* **WHAT YOU WILL DO**
Give the data a second time, exactly and in full.

== GIVEN RECORDS

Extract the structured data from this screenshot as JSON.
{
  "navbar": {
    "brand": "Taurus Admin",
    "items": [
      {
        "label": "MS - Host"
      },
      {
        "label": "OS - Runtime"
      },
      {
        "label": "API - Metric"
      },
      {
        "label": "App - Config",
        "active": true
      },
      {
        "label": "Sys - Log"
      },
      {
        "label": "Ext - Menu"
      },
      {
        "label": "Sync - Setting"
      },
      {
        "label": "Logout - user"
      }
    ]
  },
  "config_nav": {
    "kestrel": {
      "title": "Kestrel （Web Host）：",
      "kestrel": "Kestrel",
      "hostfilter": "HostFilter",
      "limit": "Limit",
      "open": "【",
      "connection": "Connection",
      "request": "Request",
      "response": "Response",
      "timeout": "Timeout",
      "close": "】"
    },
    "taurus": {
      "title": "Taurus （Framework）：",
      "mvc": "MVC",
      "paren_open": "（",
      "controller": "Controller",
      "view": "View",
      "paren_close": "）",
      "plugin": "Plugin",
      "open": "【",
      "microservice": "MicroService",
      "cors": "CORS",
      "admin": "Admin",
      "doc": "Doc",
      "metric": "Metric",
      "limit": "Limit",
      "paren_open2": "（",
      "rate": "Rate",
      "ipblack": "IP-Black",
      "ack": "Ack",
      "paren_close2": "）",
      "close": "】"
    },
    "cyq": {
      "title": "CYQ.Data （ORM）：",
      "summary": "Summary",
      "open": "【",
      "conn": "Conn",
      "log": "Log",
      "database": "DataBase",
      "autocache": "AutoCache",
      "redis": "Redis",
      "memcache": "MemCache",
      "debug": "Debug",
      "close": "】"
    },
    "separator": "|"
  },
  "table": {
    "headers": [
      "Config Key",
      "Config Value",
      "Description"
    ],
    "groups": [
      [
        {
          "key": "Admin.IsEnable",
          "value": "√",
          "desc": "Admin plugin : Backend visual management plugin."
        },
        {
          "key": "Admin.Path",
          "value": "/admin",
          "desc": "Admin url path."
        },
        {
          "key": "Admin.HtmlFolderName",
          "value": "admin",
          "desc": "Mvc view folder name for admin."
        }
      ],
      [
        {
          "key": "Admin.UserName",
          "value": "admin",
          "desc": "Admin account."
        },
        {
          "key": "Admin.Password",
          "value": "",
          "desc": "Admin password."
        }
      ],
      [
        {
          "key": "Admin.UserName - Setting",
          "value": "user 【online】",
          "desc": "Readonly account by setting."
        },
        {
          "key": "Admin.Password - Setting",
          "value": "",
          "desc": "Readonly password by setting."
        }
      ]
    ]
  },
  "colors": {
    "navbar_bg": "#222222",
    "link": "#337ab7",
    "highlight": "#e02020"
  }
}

====

* **OUTPUT OF THE TASK**
Extract the structured data from this screenshot as JSON.
{
  "navbar": {
    "brand": "Taurus Admin",
    "items": [
      {
        "label": "MS - Host"
      },
      {
        "label": "OS - Runtime"
      },
      {
        "label": "API - Metric"
      },
      {
        "label": "App - Config",
        "active": true
      },
      {
        "label": "Sys - Log"
      },
      {
        "label": "Ext - Menu"
      },
      {
        "label": "Sync - Setting"
      },
      {
        "label": "Logout - user"
      }
    ]
  },
  "config_nav": {
    "kestrel": {
      "title": "Kestrel （Web Host）：",
      "kestrel": "Kestrel",
      "hostfilter": "HostFilter",
      "limit": "Limit",
      "open": "【",
      "connection": "Connection",
      "request": "Request",
      "response": "Response",
      "timeout": "Timeout",
      "close": "】"
    },
    "taurus": {
      "title": "Taurus （Framework）：",
      "mvc": "MVC",
      "paren_open": "（",
      "controller": "Controller",
      "view": "View",
      "paren_close": "）",
      "plugin": "Plugin",
      "open": "【",
      "microservice": "MicroService",
      "cors": "CORS",
      "admin": "Admin",
      "doc": "Doc",
      "metric": "Metric",
      "limit": "Limit",
      "paren_open2": "（",
      "rate": "Rate",
      "ipblack": "IP-Black",
      "ack": "Ack",
      "paren_close2": "）",
      "close": "】"
    },
    "cyq": {
      "title": "CYQ.Data （ORM）：",
      "summary": "Summary",
      "open": "【",
      "conn": "Conn",
      "log": "Log",
      "database": "DataBase",
      "autocache": "AutoCache",
      "redis": "Redis",
      "memcache": "MemCache",
      "debug": "Debug",
      "close": "】"
    },
    "separator": "|"
  },
  "table": {
    "headers": [
      "Config Key",
      "Config Value",
      "Description"
    ],
    "groups": [
      [
        {
          "key": "Admin.IsEnable",
          "value": "√",
          "desc": "Admin plugin : Backend visual management plugin."
        },
        {
          "key": "Admin.Path",
          "value": "/admin",
          "desc": "Admin url path."
        },
        {
          "key": "Admin.HtmlFolderName",
          "value": "admin",
          "desc": "Mvc view folder name for admin."
        }
      ],
      [
        {
          "key": "Admin.UserName",
          "value": "admin",
          "desc": "Admin account."
        },
        {
          "key": "Admin.Password",
          "value": "",
          "desc": "Admin password."
        }
      ],
      [
        {
          "key": "Admin.UserName - Setting",
          "value": "user 【online】",
          "desc": "Readonly account by setting."
        },
        {
          "key": "Admin.Password - Setting",
          "value": "",
          "desc": "Readonly password by setting."
        }
      ]
    ]
  },
  "colors": {
    "navbar_bg": "#222222",
    "link": "#337ab7",
    "highlight": "#e02020"
  }
}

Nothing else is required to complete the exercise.